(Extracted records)

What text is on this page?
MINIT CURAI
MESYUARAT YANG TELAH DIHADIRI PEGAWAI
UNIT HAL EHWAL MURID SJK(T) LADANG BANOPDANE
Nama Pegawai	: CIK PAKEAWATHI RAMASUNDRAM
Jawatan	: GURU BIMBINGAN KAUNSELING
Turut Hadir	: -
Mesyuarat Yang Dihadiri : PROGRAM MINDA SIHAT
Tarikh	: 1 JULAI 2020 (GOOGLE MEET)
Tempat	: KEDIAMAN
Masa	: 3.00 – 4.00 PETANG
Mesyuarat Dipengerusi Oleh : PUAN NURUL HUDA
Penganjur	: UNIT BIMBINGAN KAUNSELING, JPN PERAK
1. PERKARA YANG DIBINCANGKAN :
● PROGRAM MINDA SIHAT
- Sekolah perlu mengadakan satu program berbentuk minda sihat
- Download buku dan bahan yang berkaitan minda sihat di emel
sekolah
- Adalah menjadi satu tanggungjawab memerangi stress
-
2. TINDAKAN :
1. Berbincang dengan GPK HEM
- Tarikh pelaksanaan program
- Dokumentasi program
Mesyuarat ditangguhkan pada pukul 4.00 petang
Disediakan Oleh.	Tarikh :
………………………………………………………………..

_Stated task:_ Which lines hold the string "satu"? Copy all of them from the data above.

_The answer:_
- Sekolah perlu mengadakan satu program berbentuk minda sihat
- Adalah menjadi satu tanggungjawab memerangi stress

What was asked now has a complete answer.